[TASK BRIEF]: Filter the entries below, keeping only lines with the word "tangent".

[STORED ROWS]:
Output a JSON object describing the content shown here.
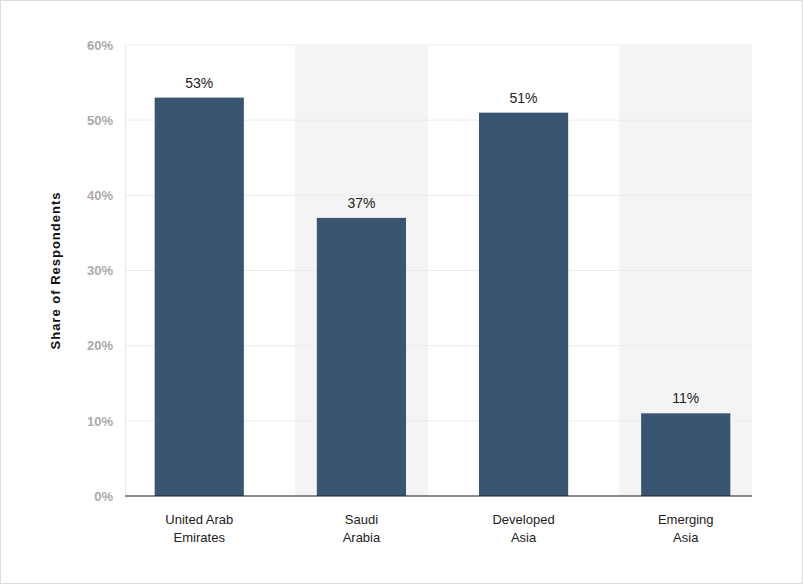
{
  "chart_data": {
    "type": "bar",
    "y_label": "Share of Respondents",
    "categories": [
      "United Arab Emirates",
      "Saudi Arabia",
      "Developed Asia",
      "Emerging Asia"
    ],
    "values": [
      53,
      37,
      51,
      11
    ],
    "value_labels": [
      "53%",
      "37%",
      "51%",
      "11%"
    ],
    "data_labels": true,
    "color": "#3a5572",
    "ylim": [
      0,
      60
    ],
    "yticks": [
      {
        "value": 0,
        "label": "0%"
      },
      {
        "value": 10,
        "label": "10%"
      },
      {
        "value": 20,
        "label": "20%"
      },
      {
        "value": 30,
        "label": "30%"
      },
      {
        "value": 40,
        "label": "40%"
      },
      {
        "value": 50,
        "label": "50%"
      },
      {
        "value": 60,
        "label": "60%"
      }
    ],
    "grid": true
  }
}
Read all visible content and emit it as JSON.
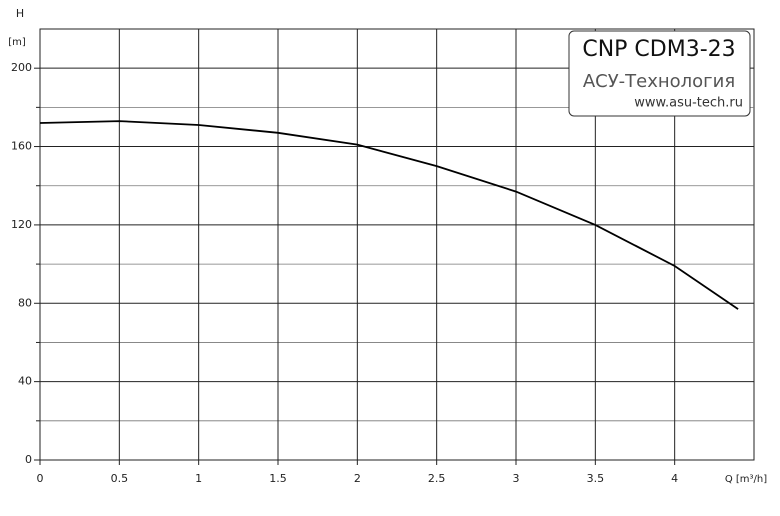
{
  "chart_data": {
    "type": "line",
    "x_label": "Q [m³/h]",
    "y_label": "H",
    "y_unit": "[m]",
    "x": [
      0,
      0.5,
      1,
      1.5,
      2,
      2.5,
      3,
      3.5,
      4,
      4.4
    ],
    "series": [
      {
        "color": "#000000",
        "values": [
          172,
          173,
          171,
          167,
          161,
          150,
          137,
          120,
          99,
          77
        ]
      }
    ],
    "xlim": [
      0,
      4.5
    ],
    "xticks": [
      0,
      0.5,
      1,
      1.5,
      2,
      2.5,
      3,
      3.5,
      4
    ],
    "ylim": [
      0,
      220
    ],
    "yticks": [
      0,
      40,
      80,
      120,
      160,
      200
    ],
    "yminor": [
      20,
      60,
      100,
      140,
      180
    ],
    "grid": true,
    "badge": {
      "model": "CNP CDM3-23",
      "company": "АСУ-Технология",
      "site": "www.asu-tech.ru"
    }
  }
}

...

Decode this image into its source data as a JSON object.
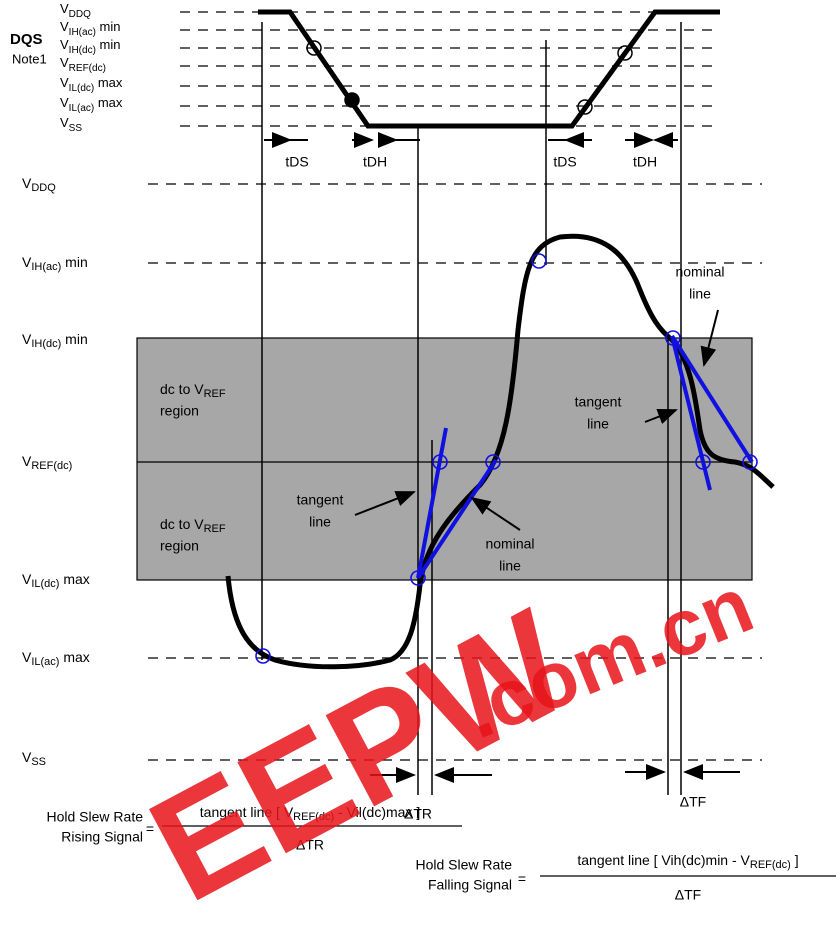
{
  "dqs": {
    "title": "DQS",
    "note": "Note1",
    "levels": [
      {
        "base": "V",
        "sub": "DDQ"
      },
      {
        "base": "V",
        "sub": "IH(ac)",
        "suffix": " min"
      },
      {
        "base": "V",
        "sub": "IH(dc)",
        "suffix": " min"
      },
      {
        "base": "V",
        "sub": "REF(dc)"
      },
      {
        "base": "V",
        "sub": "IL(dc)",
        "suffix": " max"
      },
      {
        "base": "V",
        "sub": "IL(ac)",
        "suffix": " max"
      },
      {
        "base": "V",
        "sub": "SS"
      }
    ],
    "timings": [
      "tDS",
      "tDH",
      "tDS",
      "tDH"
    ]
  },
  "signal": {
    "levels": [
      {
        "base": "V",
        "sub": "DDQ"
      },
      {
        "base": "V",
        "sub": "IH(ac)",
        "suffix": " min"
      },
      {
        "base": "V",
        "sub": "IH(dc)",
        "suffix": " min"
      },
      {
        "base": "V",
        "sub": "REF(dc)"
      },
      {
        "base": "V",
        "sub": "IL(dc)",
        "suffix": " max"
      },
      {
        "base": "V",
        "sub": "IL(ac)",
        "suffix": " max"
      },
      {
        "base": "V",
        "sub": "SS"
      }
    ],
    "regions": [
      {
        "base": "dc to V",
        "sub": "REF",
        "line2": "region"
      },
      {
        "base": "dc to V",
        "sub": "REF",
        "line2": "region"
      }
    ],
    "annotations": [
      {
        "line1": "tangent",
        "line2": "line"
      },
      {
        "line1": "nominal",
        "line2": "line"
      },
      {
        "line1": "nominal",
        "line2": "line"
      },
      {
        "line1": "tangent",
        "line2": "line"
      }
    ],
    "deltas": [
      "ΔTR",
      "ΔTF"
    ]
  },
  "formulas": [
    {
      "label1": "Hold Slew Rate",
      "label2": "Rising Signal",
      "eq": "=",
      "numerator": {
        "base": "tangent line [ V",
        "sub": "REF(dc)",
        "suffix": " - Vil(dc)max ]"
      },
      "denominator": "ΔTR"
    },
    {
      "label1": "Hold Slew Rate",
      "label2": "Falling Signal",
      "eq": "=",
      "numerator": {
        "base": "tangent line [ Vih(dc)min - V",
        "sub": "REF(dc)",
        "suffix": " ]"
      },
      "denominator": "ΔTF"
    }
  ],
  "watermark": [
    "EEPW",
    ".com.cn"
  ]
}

[RESULT]:
        "line1": "tangent",
        "line1": "tangent",
        "base": "tangent line [ V",
        "base": "tangent line [ Vih(dc)min - V",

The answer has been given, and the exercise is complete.